** begin DATASET EXCERPTS **
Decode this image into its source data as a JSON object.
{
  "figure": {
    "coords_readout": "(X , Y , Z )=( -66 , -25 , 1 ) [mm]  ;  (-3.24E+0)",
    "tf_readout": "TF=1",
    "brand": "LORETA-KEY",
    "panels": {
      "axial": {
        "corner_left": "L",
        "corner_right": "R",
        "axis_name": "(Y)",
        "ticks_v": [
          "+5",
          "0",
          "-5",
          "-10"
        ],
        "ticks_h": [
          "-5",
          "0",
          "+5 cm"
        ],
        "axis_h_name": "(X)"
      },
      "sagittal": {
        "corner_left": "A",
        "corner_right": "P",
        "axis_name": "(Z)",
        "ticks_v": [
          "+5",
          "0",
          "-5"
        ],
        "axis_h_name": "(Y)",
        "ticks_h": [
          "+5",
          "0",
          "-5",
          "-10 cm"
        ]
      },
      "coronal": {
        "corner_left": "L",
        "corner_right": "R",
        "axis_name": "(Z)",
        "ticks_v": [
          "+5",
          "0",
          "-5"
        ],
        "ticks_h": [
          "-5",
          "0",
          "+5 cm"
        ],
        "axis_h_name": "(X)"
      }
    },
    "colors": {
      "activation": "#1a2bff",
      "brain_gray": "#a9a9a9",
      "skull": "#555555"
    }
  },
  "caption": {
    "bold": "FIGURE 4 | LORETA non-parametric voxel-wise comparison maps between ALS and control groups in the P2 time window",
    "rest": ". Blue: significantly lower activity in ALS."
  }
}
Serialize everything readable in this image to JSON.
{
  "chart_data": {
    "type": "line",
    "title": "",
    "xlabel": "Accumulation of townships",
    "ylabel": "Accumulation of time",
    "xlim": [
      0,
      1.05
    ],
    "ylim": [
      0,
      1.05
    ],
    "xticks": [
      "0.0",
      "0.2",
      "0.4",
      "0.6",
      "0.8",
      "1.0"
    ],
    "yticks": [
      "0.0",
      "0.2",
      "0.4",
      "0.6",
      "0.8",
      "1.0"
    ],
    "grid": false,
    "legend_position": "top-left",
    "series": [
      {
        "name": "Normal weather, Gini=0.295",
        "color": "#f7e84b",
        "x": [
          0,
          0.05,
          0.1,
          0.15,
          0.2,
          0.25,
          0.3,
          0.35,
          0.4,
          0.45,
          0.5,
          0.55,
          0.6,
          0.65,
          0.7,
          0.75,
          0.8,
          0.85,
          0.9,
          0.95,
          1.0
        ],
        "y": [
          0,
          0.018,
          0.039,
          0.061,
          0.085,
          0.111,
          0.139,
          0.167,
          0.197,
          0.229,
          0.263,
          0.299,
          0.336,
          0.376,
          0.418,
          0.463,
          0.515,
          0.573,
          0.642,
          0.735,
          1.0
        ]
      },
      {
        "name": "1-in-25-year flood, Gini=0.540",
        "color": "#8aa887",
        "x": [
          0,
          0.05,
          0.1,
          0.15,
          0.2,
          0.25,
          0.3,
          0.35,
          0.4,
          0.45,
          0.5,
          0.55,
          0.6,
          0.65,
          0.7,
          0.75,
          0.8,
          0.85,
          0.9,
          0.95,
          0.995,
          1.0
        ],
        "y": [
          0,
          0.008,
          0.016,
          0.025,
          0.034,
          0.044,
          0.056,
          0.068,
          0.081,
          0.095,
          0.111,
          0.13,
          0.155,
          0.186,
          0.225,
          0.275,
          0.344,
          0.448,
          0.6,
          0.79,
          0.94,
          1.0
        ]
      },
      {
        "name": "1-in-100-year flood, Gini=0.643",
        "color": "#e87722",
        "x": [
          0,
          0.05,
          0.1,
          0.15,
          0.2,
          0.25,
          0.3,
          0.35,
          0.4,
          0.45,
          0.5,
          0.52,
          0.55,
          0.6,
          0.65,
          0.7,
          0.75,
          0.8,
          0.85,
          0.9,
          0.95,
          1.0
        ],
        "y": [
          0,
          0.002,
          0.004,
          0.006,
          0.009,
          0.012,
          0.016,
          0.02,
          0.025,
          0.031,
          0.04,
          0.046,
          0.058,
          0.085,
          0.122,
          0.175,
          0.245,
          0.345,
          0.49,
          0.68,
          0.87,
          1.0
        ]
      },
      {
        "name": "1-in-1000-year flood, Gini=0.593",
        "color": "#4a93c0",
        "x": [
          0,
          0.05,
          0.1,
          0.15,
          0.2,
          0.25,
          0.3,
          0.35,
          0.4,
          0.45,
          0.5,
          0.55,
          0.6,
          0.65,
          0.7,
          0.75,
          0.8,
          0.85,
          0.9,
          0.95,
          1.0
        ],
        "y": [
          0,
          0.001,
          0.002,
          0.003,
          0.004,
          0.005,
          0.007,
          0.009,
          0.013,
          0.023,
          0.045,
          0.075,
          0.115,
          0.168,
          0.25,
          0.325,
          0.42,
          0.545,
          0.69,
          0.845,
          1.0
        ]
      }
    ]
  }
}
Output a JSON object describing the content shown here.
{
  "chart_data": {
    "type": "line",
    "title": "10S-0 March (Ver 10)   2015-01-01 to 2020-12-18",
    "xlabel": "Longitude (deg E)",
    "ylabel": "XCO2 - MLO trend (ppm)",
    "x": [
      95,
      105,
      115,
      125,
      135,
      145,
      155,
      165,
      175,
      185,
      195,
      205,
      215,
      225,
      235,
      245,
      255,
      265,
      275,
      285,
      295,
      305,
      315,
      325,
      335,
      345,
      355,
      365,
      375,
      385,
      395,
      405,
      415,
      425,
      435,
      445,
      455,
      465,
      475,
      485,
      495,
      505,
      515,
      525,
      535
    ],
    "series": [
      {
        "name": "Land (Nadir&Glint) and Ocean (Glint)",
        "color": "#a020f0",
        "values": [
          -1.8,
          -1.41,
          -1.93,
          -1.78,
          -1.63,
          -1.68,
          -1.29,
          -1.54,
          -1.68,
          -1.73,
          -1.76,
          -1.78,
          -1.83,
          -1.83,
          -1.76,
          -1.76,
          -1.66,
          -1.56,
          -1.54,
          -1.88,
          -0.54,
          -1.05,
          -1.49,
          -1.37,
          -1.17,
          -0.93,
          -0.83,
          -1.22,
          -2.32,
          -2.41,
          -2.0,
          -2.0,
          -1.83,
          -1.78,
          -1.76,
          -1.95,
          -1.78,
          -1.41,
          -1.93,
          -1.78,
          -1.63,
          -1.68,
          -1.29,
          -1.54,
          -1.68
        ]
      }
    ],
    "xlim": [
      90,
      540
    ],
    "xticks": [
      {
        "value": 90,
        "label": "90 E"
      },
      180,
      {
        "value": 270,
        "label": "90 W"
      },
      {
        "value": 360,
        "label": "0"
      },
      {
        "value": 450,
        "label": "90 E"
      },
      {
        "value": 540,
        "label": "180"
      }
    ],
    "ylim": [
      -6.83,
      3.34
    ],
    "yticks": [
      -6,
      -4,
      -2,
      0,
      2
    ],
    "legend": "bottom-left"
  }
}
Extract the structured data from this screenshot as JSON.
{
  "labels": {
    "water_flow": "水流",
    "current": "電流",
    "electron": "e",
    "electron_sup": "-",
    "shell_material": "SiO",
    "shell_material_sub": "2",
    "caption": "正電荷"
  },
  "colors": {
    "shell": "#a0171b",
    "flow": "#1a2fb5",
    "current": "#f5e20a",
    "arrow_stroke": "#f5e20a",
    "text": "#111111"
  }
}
** end DATASET EXCERPTS **
**BRIEF:** Reproduce the records above exactly as they appear.

**FINAL ANSWER:**
Decode this image into its source data as a JSON object.
{
  "figure": {
    "coords_readout": "(X , Y , Z )=( -66 , -25 , 1 ) [mm]  ;  (-3.24E+0)",
    "tf_readout": "TF=1",
    "brand": "LORETA-KEY",
    "panels": {
      "axial": {
        "corner_left": "L",
        "corner_right": "R",
        "axis_name": "(Y)",
        "ticks_v": [
          "+5",
          "0",
          "-5",
          "-10"
        ],
        "ticks_h": [
          "-5",
          "0",
          "+5 cm"
        ],
        "axis_h_name": "(X)"
      },
      "sagittal": {
        "corner_left": "A",
        "corner_right": "P",
        "axis_name": "(Z)",
        "ticks_v": [
          "+5",
          "0",
          "-5"
        ],
        "axis_h_name": "(Y)",
        "ticks_h": [
          "+5",
          "0",
          "-5",
          "-10 cm"
        ]
      },
      "coronal": {
        "corner_left": "L",
        "corner_right": "R",
        "axis_name": "(Z)",
        "ticks_v": [
          "+5",
          "0",
          "-5"
        ],
        "ticks_h": [
          "-5",
          "0",
          "+5 cm"
        ],
        "axis_h_name": "(X)"
      }
    },
    "colors": {
      "activation": "#1a2bff",
      "brain_gray": "#a9a9a9",
      "skull": "#555555"
    }
  },
  "caption": {
    "bold": "FIGURE 4 | LORETA non-parametric voxel-wise comparison maps between ALS and control groups in the P2 time window",
    "rest": ". Blue: significantly lower activity in ALS."
  }
}
Serialize everything readable in this image to JSON.
{
  "chart_data": {
    "type": "line",
    "title": "",
    "xlabel": "Accumulation of townships",
    "ylabel": "Accumulation of time",
    "xlim": [
      0,
      1.05
    ],
    "ylim": [
      0,
      1.05
    ],
    "xticks": [
      "0.0",
      "0.2",
      "0.4",
      "0.6",
      "0.8",
      "1.0"
    ],
    "yticks": [
      "0.0",
      "0.2",
      "0.4",
      "0.6",
      "0.8",
      "1.0"
    ],
    "grid": false,
    "legend_position": "top-left",
    "series": [
      {
        "name": "Normal weather, Gini=0.295",
        "color": "#f7e84b",
        "x": [
          0,
          0.05,
          0.1,
          0.15,
          0.2,
          0.25,
          0.3,
          0.35,
          0.4,
          0.45,
          0.5,
          0.55,
          0.6,
          0.65,
          0.7,
          0.75,
          0.8,
          0.85,
          0.9,
          0.95,
          1.0
        ],
        "y": [
          0,
          0.018,
          0.039,
          0.061,
          0.085,
          0.111,
          0.139,
          0.167,
          0.197,
          0.229,
          0.263,
          0.299,
          0.336,
          0.376,
          0.418,
          0.463,
          0.515,
          0.573,
          0.642,
          0.735,
          1.0
        ]
      },
      {
        "name": "1-in-25-year flood, Gini=0.540",
        "color": "#8aa887",
        "x": [
          0,
          0.05,
          0.1,
          0.15,
          0.2,
          0.25,
          0.3,
          0.35,
          0.4,
          0.45,
          0.5,
          0.55,
          0.6,
          0.65,
          0.7,
          0.75,
          0.8,
          0.85,
          0.9,
          0.95,
          0.995,
          1.0
        ],
        "y": [
          0,
          0.008,
          0.016,
          0.025,
          0.034,
          0.044,
          0.056,
          0.068,
          0.081,
          0.095,
          0.111,
          0.13,
          0.155,
          0.186,
          0.225,
          0.275,
          0.344,
          0.448,
          0.6,
          0.79,
          0.94,
          1.0
        ]
      },
      {
        "name": "1-in-100-year flood, Gini=0.643",
        "color": "#e87722",
        "x": [
          0,
          0.05,
          0.1,
          0.15,
          0.2,
          0.25,
          0.3,
          0.35,
          0.4,
          0.45,
          0.5,
          0.52,
          0.55,
          0.6,
          0.65,
          0.7,
          0.75,
          0.8,
          0.85,
          0.9,
          0.95,
          1.0
        ],
        "y": [
          0,
          0.002,
          0.004,
          0.006,
          0.009,
          0.012,
          0.016,
          0.02,
          0.025,
          0.031,
          0.04,
          0.046,
          0.058,
          0.085,
          0.122,
          0.175,
          0.245,
          0.345,
          0.49,
          0.68,
          0.87,
          1.0
        ]
      },
      {
        "name": "1-in-1000-year flood, Gini=0.593",
        "color": "#4a93c0",
        "x": [
          0,
          0.05,
          0.1,
          0.15,
          0.2,
          0.25,
          0.3,
          0.35,
          0.4,
          0.45,
          0.5,
          0.55,
          0.6,
          0.65,
          0.7,
          0.75,
          0.8,
          0.85,
          0.9,
          0.95,
          1.0
        ],
        "y": [
          0,
          0.001,
          0.002,
          0.003,
          0.004,
          0.005,
          0.007,
          0.009,
          0.013,
          0.023,
          0.045,
          0.075,
          0.115,
          0.168,
          0.25,
          0.325,
          0.42,
          0.545,
          0.69,
          0.845,
          1.0
        ]
      }
    ]
  }
}
Output a JSON object describing the content shown here.
{
  "chart_data": {
    "type": "line",
    "title": "10S-0 March (Ver 10)   2015-01-01 to 2020-12-18",
    "xlabel": "Longitude (deg E)",
    "ylabel": "XCO2 - MLO trend (ppm)",
    "x": [
      95,
      105,
      115,
      125,
      135,
      145,
      155,
      165,
      175,
      185,
      195,
      205,
      215,
      225,
      235,
      245,
      255,
      265,
      275,
      285,
      295,
      305,
      315,
      325,
      335,
      345,
      355,
      365,
      375,
      385,
      395,
      405,
      415,
      425,
      435,
      445,
      455,
      465,
      475,
      485,
      495,
      505,
      515,
      525,
      535
    ],
    "series": [
      {
        "name": "Land (Nadir&Glint) and Ocean (Glint)",
        "color": "#a020f0",
        "values": [
          -1.8,
          -1.41,
          -1.93,
          -1.78,
          -1.63,
          -1.68,
          -1.29,
          -1.54,
          -1.68,
          -1.73,
          -1.76,
          -1.78,
          -1.83,
          -1.83,
          -1.76,
          -1.76,
          -1.66,
          -1.56,
          -1.54,
          -1.88,
          -0.54,
          -1.05,
          -1.49,
          -1.37,
          -1.17,
          -0.93,
          -0.83,
          -1.22,
          -2.32,
          -2.41,
          -2.0,
          -2.0,
          -1.83,
          -1.78,
          -1.76,
          -1.95,
          -1.78,
          -1.41,
          -1.93,
          -1.78,
          -1.63,
          -1.68,
          -1.29,
          -1.54,
          -1.68
        ]
      }
    ],
    "xlim": [
      90,
      540
    ],
    "xticks": [
      {
        "value": 90,
        "label": "90 E"
      },
      180,
      {
        "value": 270,
        "label": "90 W"
      },
      {
        "value": 360,
        "label": "0"
      },
      {
        "value": 450,
        "label": "90 E"
      },
      {
        "value": 540,
        "label": "180"
      }
    ],
    "ylim": [
      -6.83,
      3.34
    ],
    "yticks": [
      -6,
      -4,
      -2,
      0,
      2
    ],
    "legend": "bottom-left"
  }
}
Extract the structured data from this screenshot as JSON.
{
  "labels": {
    "water_flow": "水流",
    "current": "電流",
    "electron": "e",
    "electron_sup": "-",
    "shell_material": "SiO",
    "shell_material_sub": "2",
    "caption": "正電荷"
  },
  "colors": {
    "shell": "#a0171b",
    "flow": "#1a2fb5",
    "current": "#f5e20a",
    "arrow_stroke": "#f5e20a",
    "text": "#111111"
  }
}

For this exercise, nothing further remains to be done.